◆ **STATED GOAL**
All of the entries need to be written out again, exactly as they are.

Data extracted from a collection
----

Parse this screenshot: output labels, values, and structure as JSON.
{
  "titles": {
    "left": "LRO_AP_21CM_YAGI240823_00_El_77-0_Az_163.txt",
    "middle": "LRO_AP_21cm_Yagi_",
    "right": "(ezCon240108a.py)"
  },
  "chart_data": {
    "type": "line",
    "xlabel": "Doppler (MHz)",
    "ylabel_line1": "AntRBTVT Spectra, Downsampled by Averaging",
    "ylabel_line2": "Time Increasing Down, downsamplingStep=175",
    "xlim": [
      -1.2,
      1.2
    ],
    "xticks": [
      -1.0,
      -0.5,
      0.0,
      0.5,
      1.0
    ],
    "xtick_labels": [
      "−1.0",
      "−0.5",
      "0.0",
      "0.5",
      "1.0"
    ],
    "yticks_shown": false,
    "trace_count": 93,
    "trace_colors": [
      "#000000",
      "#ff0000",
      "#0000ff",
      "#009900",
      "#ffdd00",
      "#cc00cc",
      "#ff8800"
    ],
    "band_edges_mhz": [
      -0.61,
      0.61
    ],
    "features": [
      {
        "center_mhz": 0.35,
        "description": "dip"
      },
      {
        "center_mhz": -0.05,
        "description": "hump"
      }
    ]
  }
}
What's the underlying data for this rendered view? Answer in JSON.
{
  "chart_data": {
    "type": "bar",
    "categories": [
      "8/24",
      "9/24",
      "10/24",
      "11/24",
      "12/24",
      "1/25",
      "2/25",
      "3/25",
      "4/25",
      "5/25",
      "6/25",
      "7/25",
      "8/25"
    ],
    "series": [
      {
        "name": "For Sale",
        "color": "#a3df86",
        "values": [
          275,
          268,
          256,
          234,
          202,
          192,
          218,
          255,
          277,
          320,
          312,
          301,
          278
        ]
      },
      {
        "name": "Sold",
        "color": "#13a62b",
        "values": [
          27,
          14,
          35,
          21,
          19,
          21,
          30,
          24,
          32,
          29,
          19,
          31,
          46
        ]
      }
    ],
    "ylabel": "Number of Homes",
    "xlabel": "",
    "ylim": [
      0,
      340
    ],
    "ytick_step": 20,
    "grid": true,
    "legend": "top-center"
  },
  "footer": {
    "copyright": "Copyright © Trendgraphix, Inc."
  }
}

----

◆ **FINAL RESULT**
Parse this screenshot: output labels, values, and structure as JSON.
{
  "titles": {
    "left": "LRO_AP_21CM_YAGI240823_00_El_77-0_Az_163.txt",
    "middle": "LRO_AP_21cm_Yagi_",
    "right": "(ezCon240108a.py)"
  },
  "chart_data": {
    "type": "line",
    "xlabel": "Doppler (MHz)",
    "ylabel_line1": "AntRBTVT Spectra, Downsampled by Averaging",
    "ylabel_line2": "Time Increasing Down, downsamplingStep=175",
    "xlim": [
      -1.2,
      1.2
    ],
    "xticks": [
      -1.0,
      -0.5,
      0.0,
      0.5,
      1.0
    ],
    "xtick_labels": [
      "−1.0",
      "−0.5",
      "0.0",
      "0.5",
      "1.0"
    ],
    "yticks_shown": false,
    "trace_count": 93,
    "trace_colors": [
      "#000000",
      "#ff0000",
      "#0000ff",
      "#009900",
      "#ffdd00",
      "#cc00cc",
      "#ff8800"
    ],
    "band_edges_mhz": [
      -0.61,
      0.61
    ],
    "features": [
      {
        "center_mhz": 0.35,
        "description": "dip"
      },
      {
        "center_mhz": -0.05,
        "description": "hump"
      }
    ]
  }
}
What's the underlying data for this rendered view? Answer in JSON.
{
  "chart_data": {
    "type": "bar",
    "categories": [
      "8/24",
      "9/24",
      "10/24",
      "11/24",
      "12/24",
      "1/25",
      "2/25",
      "3/25",
      "4/25",
      "5/25",
      "6/25",
      "7/25",
      "8/25"
    ],
    "series": [
      {
        "name": "For Sale",
        "color": "#a3df86",
        "values": [
          275,
          268,
          256,
          234,
          202,
          192,
          218,
          255,
          277,
          320,
          312,
          301,
          278
        ]
      },
      {
        "name": "Sold",
        "color": "#13a62b",
        "values": [
          27,
          14,
          35,
          21,
          19,
          21,
          30,
          24,
          32,
          29,
          19,
          31,
          46
        ]
      }
    ],
    "ylabel": "Number of Homes",
    "xlabel": "",
    "ylim": [
      0,
      340
    ],
    "ytick_step": 20,
    "grid": true,
    "legend": "top-center"
  },
  "footer": {
    "copyright": "Copyright © Trendgraphix, Inc."
  }
}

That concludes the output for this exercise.